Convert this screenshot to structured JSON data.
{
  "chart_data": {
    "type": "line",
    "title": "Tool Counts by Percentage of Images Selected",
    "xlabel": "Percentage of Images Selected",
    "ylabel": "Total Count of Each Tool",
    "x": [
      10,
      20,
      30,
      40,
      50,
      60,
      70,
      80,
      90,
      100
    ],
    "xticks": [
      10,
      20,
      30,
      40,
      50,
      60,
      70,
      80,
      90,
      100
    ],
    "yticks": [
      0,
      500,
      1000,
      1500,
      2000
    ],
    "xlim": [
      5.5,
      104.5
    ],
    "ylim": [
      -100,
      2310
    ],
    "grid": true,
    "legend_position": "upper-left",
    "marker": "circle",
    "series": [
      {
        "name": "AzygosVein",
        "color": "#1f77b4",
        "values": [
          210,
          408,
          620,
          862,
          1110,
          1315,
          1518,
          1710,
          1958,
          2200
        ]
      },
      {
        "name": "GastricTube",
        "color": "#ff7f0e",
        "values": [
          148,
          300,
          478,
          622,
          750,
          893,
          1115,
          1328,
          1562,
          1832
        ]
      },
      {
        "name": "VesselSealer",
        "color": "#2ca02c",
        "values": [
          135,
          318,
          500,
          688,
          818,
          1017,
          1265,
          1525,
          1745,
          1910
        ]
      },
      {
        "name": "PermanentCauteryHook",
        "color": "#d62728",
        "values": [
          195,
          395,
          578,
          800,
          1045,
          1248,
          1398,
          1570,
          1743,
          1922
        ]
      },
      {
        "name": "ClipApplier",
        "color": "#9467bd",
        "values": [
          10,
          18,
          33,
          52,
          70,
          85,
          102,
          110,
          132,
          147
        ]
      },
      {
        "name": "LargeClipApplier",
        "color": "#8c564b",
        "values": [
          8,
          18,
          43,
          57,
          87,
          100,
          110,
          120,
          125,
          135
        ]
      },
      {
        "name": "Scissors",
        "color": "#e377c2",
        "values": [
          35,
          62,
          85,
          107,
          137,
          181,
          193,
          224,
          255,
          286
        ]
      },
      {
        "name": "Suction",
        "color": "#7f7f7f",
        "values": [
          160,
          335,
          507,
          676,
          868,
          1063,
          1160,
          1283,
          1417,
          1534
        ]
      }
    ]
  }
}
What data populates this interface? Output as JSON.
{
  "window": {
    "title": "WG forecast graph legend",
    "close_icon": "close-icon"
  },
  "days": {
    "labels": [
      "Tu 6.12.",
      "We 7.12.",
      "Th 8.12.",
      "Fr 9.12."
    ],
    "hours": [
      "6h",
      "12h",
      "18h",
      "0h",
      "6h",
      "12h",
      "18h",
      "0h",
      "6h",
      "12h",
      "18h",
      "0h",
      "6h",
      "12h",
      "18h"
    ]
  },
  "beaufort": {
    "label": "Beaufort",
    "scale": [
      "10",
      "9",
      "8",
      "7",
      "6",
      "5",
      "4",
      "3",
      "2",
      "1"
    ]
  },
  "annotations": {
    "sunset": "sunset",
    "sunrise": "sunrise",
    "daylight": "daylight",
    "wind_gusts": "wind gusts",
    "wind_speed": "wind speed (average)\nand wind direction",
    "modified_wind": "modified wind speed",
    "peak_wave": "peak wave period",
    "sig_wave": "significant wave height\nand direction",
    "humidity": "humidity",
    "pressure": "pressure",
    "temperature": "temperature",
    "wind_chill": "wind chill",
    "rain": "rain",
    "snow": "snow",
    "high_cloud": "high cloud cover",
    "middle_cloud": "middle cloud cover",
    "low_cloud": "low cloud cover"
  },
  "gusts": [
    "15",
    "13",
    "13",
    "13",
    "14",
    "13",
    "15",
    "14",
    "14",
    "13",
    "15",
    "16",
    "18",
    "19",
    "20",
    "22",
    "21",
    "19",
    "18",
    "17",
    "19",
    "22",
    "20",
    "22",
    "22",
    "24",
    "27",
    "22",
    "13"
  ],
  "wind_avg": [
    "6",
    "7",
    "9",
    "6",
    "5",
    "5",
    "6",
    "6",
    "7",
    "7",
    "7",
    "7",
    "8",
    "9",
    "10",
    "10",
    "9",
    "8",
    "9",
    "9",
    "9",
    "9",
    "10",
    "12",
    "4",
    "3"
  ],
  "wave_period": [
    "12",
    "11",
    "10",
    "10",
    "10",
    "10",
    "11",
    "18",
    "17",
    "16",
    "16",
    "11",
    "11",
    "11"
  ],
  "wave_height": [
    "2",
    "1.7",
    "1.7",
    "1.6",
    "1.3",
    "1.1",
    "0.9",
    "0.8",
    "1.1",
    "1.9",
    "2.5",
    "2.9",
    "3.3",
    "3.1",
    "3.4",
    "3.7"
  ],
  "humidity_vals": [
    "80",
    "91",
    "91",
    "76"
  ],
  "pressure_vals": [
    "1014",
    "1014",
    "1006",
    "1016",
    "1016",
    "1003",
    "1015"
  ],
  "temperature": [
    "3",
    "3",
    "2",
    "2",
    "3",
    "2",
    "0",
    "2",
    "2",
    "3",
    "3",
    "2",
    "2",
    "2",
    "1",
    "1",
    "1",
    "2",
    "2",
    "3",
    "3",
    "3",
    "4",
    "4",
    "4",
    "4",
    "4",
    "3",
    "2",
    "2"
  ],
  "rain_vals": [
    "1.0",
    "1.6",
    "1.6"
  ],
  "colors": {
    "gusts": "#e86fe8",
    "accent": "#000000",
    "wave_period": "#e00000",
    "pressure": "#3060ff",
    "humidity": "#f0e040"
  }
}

####################

--- Goal ---
All of the entries must be quoted exactly; please include each one.

--- Response ---
Convert this screenshot to structured JSON data.
{
  "chart_data": {
    "type": "line",
    "title": "Tool Counts by Percentage of Images Selected",
    "xlabel": "Percentage of Images Selected",
    "ylabel": "Total Count of Each Tool",
    "x": [
      10,
      20,
      30,
      40,
      50,
      60,
      70,
      80,
      90,
      100
    ],
    "xticks": [
      10,
      20,
      30,
      40,
      50,
      60,
      70,
      80,
      90,
      100
    ],
    "yticks": [
      0,
      500,
      1000,
      1500,
      2000
    ],
    "xlim": [
      5.5,
      104.5
    ],
    "ylim": [
      -100,
      2310
    ],
    "grid": true,
    "legend_position": "upper-left",
    "marker": "circle",
    "series": [
      {
        "name": "AzygosVein",
        "color": "#1f77b4",
        "values": [
          210,
          408,
          620,
          862,
          1110,
          1315,
          1518,
          1710,
          1958,
          2200
        ]
      },
      {
        "name": "GastricTube",
        "color": "#ff7f0e",
        "values": [
          148,
          300,
          478,
          622,
          750,
          893,
          1115,
          1328,
          1562,
          1832
        ]
      },
      {
        "name": "VesselSealer",
        "color": "#2ca02c",
        "values": [
          135,
          318,
          500,
          688,
          818,
          1017,
          1265,
          1525,
          1745,
          1910
        ]
      },
      {
        "name": "PermanentCauteryHook",
        "color": "#d62728",
        "values": [
          195,
          395,
          578,
          800,
          1045,
          1248,
          1398,
          1570,
          1743,
          1922
        ]
      },
      {
        "name": "ClipApplier",
        "color": "#9467bd",
        "values": [
          10,
          18,
          33,
          52,
          70,
          85,
          102,
          110,
          132,
          147
        ]
      },
      {
        "name": "LargeClipApplier",
        "color": "#8c564b",
        "values": [
          8,
          18,
          43,
          57,
          87,
          100,
          110,
          120,
          125,
          135
        ]
      },
      {
        "name": "Scissors",
        "color": "#e377c2",
        "values": [
          35,
          62,
          85,
          107,
          137,
          181,
          193,
          224,
          255,
          286
        ]
      },
      {
        "name": "Suction",
        "color": "#7f7f7f",
        "values": [
          160,
          335,
          507,
          676,
          868,
          1063,
          1160,
          1283,
          1417,
          1534
        ]
      }
    ]
  }
}
What data populates this interface? Output as JSON.
{
  "window": {
    "title": "WG forecast graph legend",
    "close_icon": "close-icon"
  },
  "days": {
    "labels": [
      "Tu 6.12.",
      "We 7.12.",
      "Th 8.12.",
      "Fr 9.12."
    ],
    "hours": [
      "6h",
      "12h",
      "18h",
      "0h",
      "6h",
      "12h",
      "18h",
      "0h",
      "6h",
      "12h",
      "18h",
      "0h",
      "6h",
      "12h",
      "18h"
    ]
  },
  "beaufort": {
    "label": "Beaufort",
    "scale": [
      "10",
      "9",
      "8",
      "7",
      "6",
      "5",
      "4",
      "3",
      "2",
      "1"
    ]
  },
  "annotations": {
    "sunset": "sunset",
    "sunrise": "sunrise",
    "daylight": "daylight",
    "wind_gusts": "wind gusts",
    "wind_speed": "wind speed (average)\nand wind direction",
    "modified_wind": "modified wind speed",
    "peak_wave": "peak wave period",
    "sig_wave": "significant wave height\nand direction",
    "humidity": "humidity",
    "pressure": "pressure",
    "temperature": "temperature",
    "wind_chill": "wind chill",
    "rain": "rain",
    "snow": "snow",
    "high_cloud": "high cloud cover",
    "middle_cloud": "middle cloud cover",
    "low_cloud": "low cloud cover"
  },
  "gusts": [
    "15",
    "13",
    "13",
    "13",
    "14",
    "13",
    "15",
    "14",
    "14",
    "13",
    "15",
    "16",
    "18",
    "19",
    "20",
    "22",
    "21",
    "19",
    "18",
    "17",
    "19",
    "22",
    "20",
    "22",
    "22",
    "24",
    "27",
    "22",
    "13"
  ],
  "wind_avg": [
    "6",
    "7",
    "9",
    "6",
    "5",
    "5",
    "6",
    "6",
    "7",
    "7",
    "7",
    "7",
    "8",
    "9",
    "10",
    "10",
    "9",
    "8",
    "9",
    "9",
    "9",
    "9",
    "10",
    "12",
    "4",
    "3"
  ],
  "wave_period": [
    "12",
    "11",
    "10",
    "10",
    "10",
    "10",
    "11",
    "18",
    "17",
    "16",
    "16",
    "11",
    "11",
    "11"
  ],
  "wave_height": [
    "2",
    "1.7",
    "1.7",
    "1.6",
    "1.3",
    "1.1",
    "0.9",
    "0.8",
    "1.1",
    "1.9",
    "2.5",
    "2.9",
    "3.3",
    "3.1",
    "3.4",
    "3.7"
  ],
  "humidity_vals": [
    "80",
    "91",
    "91",
    "76"
  ],
  "pressure_vals": [
    "1014",
    "1014",
    "1006",
    "1016",
    "1016",
    "1003",
    "1015"
  ],
  "temperature": [
    "3",
    "3",
    "2",
    "2",
    "3",
    "2",
    "0",
    "2",
    "2",
    "3",
    "3",
    "2",
    "2",
    "2",
    "1",
    "1",
    "1",
    "2",
    "2",
    "3",
    "3",
    "3",
    "4",
    "4",
    "4",
    "4",
    "4",
    "3",
    "2",
    "2"
  ],
  "rain_vals": [
    "1.0",
    "1.6",
    "1.6"
  ],
  "colors": {
    "gusts": "#e86fe8",
    "accent": "#000000",
    "wave_period": "#e00000",
    "pressure": "#3060ff",
    "humidity": "#f0e040"
  }
}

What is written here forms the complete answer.